_Short exercise_
Without the pictures, return each record as it appears.

(Figure data in JSON)
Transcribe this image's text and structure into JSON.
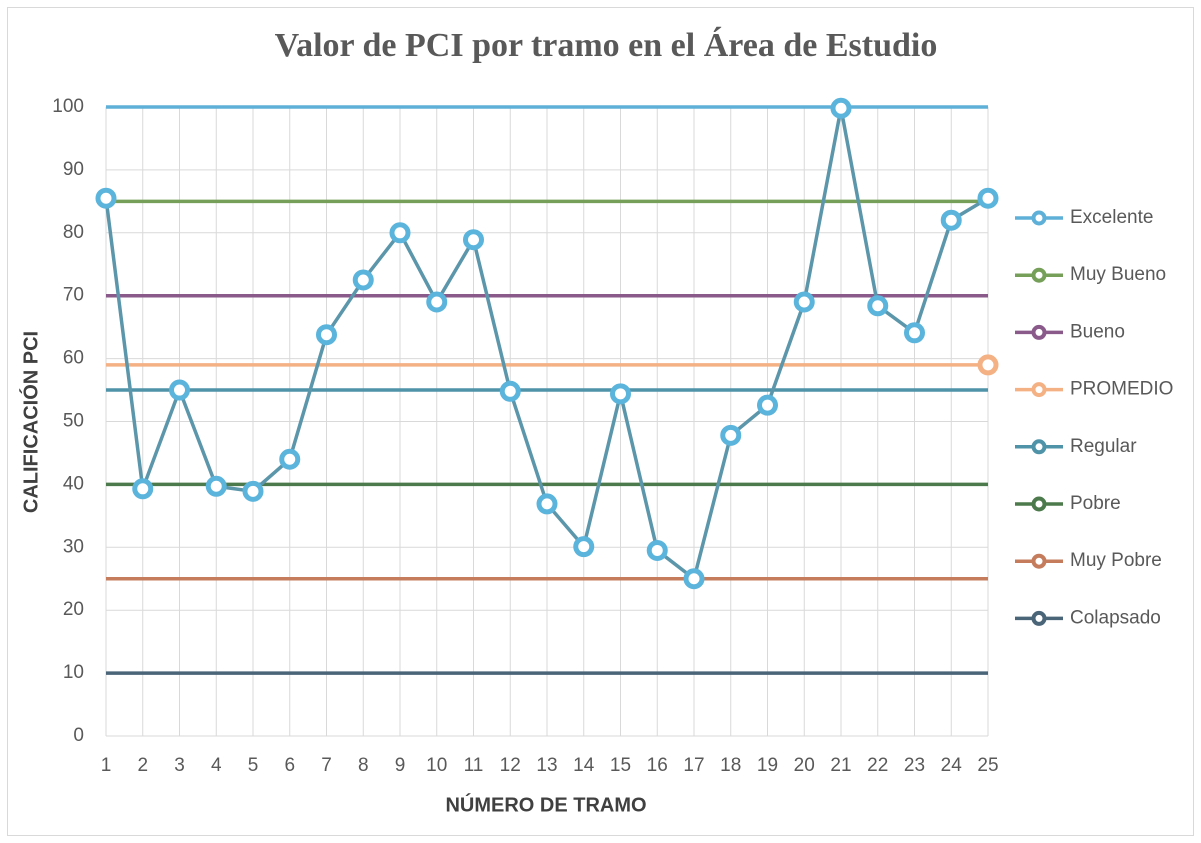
{
  "chart_data": {
    "type": "line",
    "title": "Valor de PCI por tramo en el Área de Estudio",
    "x_label": "NÚMERO DE TRAMO",
    "y_label": "CALIFICACIÓN PCI",
    "x": [
      1,
      2,
      3,
      4,
      5,
      6,
      7,
      8,
      9,
      10,
      11,
      12,
      13,
      14,
      15,
      16,
      17,
      18,
      19,
      20,
      21,
      22,
      23,
      24,
      25
    ],
    "xlim": [
      1,
      25
    ],
    "xticks": [
      1,
      2,
      3,
      4,
      5,
      6,
      7,
      8,
      9,
      10,
      11,
      12,
      13,
      14,
      15,
      16,
      17,
      18,
      19,
      20,
      21,
      22,
      23,
      24,
      25
    ],
    "ylim": [
      0,
      100
    ],
    "yticks": [
      0,
      10,
      20,
      30,
      40,
      50,
      60,
      70,
      80,
      90,
      100
    ],
    "grid": true,
    "legend": "right",
    "series": [
      {
        "name": "Excelente",
        "color": "#5fb0d8",
        "values": [
          100,
          100,
          100,
          100,
          100,
          100,
          100,
          100,
          100,
          100,
          100,
          100,
          100,
          100,
          100,
          100,
          100,
          100,
          100,
          100,
          100,
          100,
          100,
          100,
          100
        ]
      },
      {
        "name": "Muy Bueno",
        "color": "#76a05a",
        "values": [
          85,
          85,
          85,
          85,
          85,
          85,
          85,
          85,
          85,
          85,
          85,
          85,
          85,
          85,
          85,
          85,
          85,
          85,
          85,
          85,
          85,
          85,
          85,
          85,
          85
        ]
      },
      {
        "name": "Bueno",
        "color": "#8a5a8b",
        "values": [
          70,
          70,
          70,
          70,
          70,
          70,
          70,
          70,
          70,
          70,
          70,
          70,
          70,
          70,
          70,
          70,
          70,
          70,
          70,
          70,
          70,
          70,
          70,
          70,
          70
        ]
      },
      {
        "name": "PROMEDIO",
        "color": "#f4b184",
        "marker_last": true,
        "values": [
          59,
          59,
          59,
          59,
          59,
          59,
          59,
          59,
          59,
          59,
          59,
          59,
          59,
          59,
          59,
          59,
          59,
          59,
          59,
          59,
          59,
          59,
          59,
          59,
          59
        ]
      },
      {
        "name": "Regular",
        "color": "#4e93a8",
        "values": [
          55,
          55,
          55,
          55,
          55,
          55,
          55,
          55,
          55,
          55,
          55,
          55,
          55,
          55,
          55,
          55,
          55,
          55,
          55,
          55,
          55,
          55,
          55,
          55,
          55
        ]
      },
      {
        "name": "Pobre",
        "color": "#4d7a4c",
        "values": [
          40,
          40,
          40,
          40,
          40,
          40,
          40,
          40,
          40,
          40,
          40,
          40,
          40,
          40,
          40,
          40,
          40,
          40,
          40,
          40,
          40,
          40,
          40,
          40,
          40
        ]
      },
      {
        "name": "Muy Pobre",
        "color": "#c47c5c",
        "values": [
          25,
          25,
          25,
          25,
          25,
          25,
          25,
          25,
          25,
          25,
          25,
          25,
          25,
          25,
          25,
          25,
          25,
          25,
          25,
          25,
          25,
          25,
          25,
          25,
          25
        ]
      },
      {
        "name": "Colapsado",
        "color": "#4a6478",
        "values": [
          10,
          10,
          10,
          10,
          10,
          10,
          10,
          10,
          10,
          10,
          10,
          10,
          10,
          10,
          10,
          10,
          10,
          10,
          10,
          10,
          10,
          10,
          10,
          10,
          10
        ]
      },
      {
        "color": "#5b96ab",
        "marker_color": "#5ab4dc",
        "markers": true,
        "values": [
          85.5,
          39.3,
          55,
          39.7,
          38.9,
          44,
          63.8,
          72.5,
          80,
          69,
          78.9,
          54.8,
          36.9,
          30.1,
          54.4,
          29.5,
          25,
          47.8,
          52.6,
          69,
          99.8,
          68.4,
          64.1,
          82,
          85.5
        ]
      }
    ]
  }
}
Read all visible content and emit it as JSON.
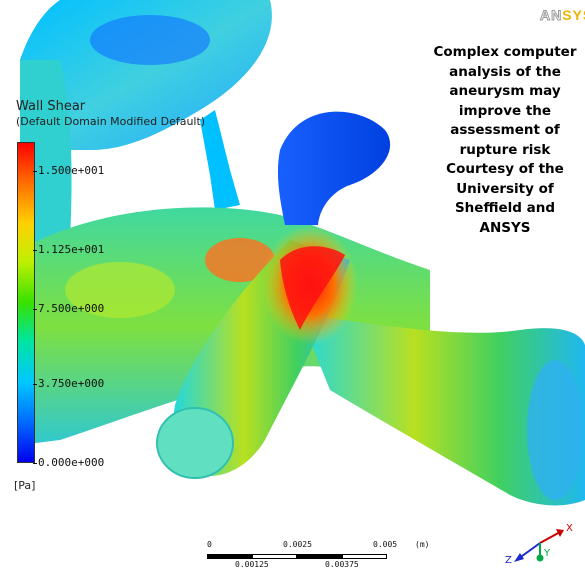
{
  "logo": {
    "an": "AN",
    "sys": "SYS"
  },
  "legend": {
    "title": "Wall Shear",
    "subtitle": "(Default Domain Modified Default)",
    "ticks": [
      "1.500e+001",
      "1.125e+001",
      "7.500e+000",
      "3.750e+000",
      "0.000e+000"
    ],
    "units": "[Pa]"
  },
  "caption": [
    "Complex computer",
    "analysis of the",
    "aneurysm may",
    "improve the",
    "assessment of",
    "rupture risk",
    "Courtesy of the",
    "University of",
    "Sheffield and",
    "ANSYS"
  ],
  "scale_bar": {
    "top": [
      "0",
      "0.0025",
      "0.005",
      "(m)"
    ],
    "bottom": [
      "0.00125",
      "0.00375"
    ]
  },
  "axes": {
    "x": "X",
    "y": "Y",
    "z": "Z"
  },
  "colors": {
    "high": "#ff0000",
    "mid": "#39e000",
    "low": "#0000ee",
    "logo_accent": "#f0b400"
  }
}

_Problem solution_
Transcribe this image's text and structure into JSON.
{
  "chart_data": {
    "type": "line",
    "title": "Valor de PCI por tramo en el Área de Estudio",
    "x_label": "NÚMERO DE TRAMO",
    "y_label": "CALIFICACIÓN PCI",
    "x": [
      1,
      2,
      3,
      4,
      5,
      6,
      7,
      8,
      9,
      10,
      11,
      12,
      13,
      14,
      15,
      16,
      17,
      18,
      19,
      20,
      21,
      22,
      23,
      24,
      25
    ],
    "xlim": [
      1,
      25
    ],
    "xticks": [
      1,
      2,
      3,
      4,
      5,
      6,
      7,
      8,
      9,
      10,
      11,
      12,
      13,
      14,
      15,
      16,
      17,
      18,
      19,
      20,
      21,
      22,
      23,
      24,
      25
    ],
    "ylim": [
      0,
      100
    ],
    "yticks": [
      0,
      10,
      20,
      30,
      40,
      50,
      60,
      70,
      80,
      90,
      100
    ],
    "grid": true,
    "legend": "right",
    "series": [
      {
        "name": "Excelente",
        "color": "#5fb0d8",
        "values": [
          100,
          100,
          100,
          100,
          100,
          100,
          100,
          100,
          100,
          100,
          100,
          100,
          100,
          100,
          100,
          100,
          100,
          100,
          100,
          100,
          100,
          100,
          100,
          100,
          100
        ]
      },
      {
        "name": "Muy Bueno",
        "color": "#76a05a",
        "values": [
          85,
          85,
          85,
          85,
          85,
          85,
          85,
          85,
          85,
          85,
          85,
          85,
          85,
          85,
          85,
          85,
          85,
          85,
          85,
          85,
          85,
          85,
          85,
          85,
          85
        ]
      },
      {
        "name": "Bueno",
        "color": "#8a5a8b",
        "values": [
          70,
          70,
          70,
          70,
          70,
          70,
          70,
          70,
          70,
          70,
          70,
          70,
          70,
          70,
          70,
          70,
          70,
          70,
          70,
          70,
          70,
          70,
          70,
          70,
          70
        ]
      },
      {
        "name": "PROMEDIO",
        "color": "#f4b184",
        "marker_last": true,
        "values": [
          59,
          59,
          59,
          59,
          59,
          59,
          59,
          59,
          59,
          59,
          59,
          59,
          59,
          59,
          59,
          59,
          59,
          59,
          59,
          59,
          59,
          59,
          59,
          59,
          59
        ]
      },
      {
        "name": "Regular",
        "color": "#4e93a8",
        "values": [
          55,
          55,
          55,
          55,
          55,
          55,
          55,
          55,
          55,
          55,
          55,
          55,
          55,
          55,
          55,
          55,
          55,
          55,
          55,
          55,
          55,
          55,
          55,
          55,
          55
        ]
      },
      {
        "name": "Pobre",
        "color": "#4d7a4c",
        "values": [
          40,
          40,
          40,
          40,
          40,
          40,
          40,
          40,
          40,
          40,
          40,
          40,
          40,
          40,
          40,
          40,
          40,
          40,
          40,
          40,
          40,
          40,
          40,
          40,
          40
        ]
      },
      {
        "name": "Muy Pobre",
        "color": "#c47c5c",
        "values": [
          25,
          25,
          25,
          25,
          25,
          25,
          25,
          25,
          25,
          25,
          25,
          25,
          25,
          25,
          25,
          25,
          25,
          25,
          25,
          25,
          25,
          25,
          25,
          25,
          25
        ]
      },
      {
        "name": "Colapsado",
        "color": "#4a6478",
        "values": [
          10,
          10,
          10,
          10,
          10,
          10,
          10,
          10,
          10,
          10,
          10,
          10,
          10,
          10,
          10,
          10,
          10,
          10,
          10,
          10,
          10,
          10,
          10,
          10,
          10
        ]
      },
      {
        "color": "#5b96ab",
        "marker_color": "#5ab4dc",
        "markers": true,
        "values": [
          85.5,
          39.3,
          55,
          39.7,
          38.9,
          44,
          63.8,
          72.5,
          80,
          69,
          78.9,
          54.8,
          36.9,
          30.1,
          54.4,
          29.5,
          25,
          47.8,
          52.6,
          69,
          99.8,
          68.4,
          64.1,
          82,
          85.5
        ]
      }
    ]
  }
}
Read all visible content and emit it as JSON.
{
  "logo": {
    "an": "AN",
    "sys": "SYS"
  },
  "legend": {
    "title": "Wall Shear",
    "subtitle": "(Default Domain Modified Default)",
    "ticks": [
      "1.500e+001",
      "1.125e+001",
      "7.500e+000",
      "3.750e+000",
      "0.000e+000"
    ],
    "units": "[Pa]"
  },
  "caption": [
    "Complex computer",
    "analysis of the",
    "aneurysm may",
    "improve the",
    "assessment of",
    "rupture risk",
    "Courtesy of the",
    "University of",
    "Sheffield and",
    "ANSYS"
  ],
  "scale_bar": {
    "top": [
      "0",
      "0.0025",
      "0.005",
      "(m)"
    ],
    "bottom": [
      "0.00125",
      "0.00375"
    ]
  },
  "axes": {
    "x": "X",
    "y": "Y",
    "z": "Z"
  },
  "colors": {
    "high": "#ff0000",
    "mid": "#39e000",
    "low": "#0000ee",
    "logo_accent": "#f0b400"
  }
}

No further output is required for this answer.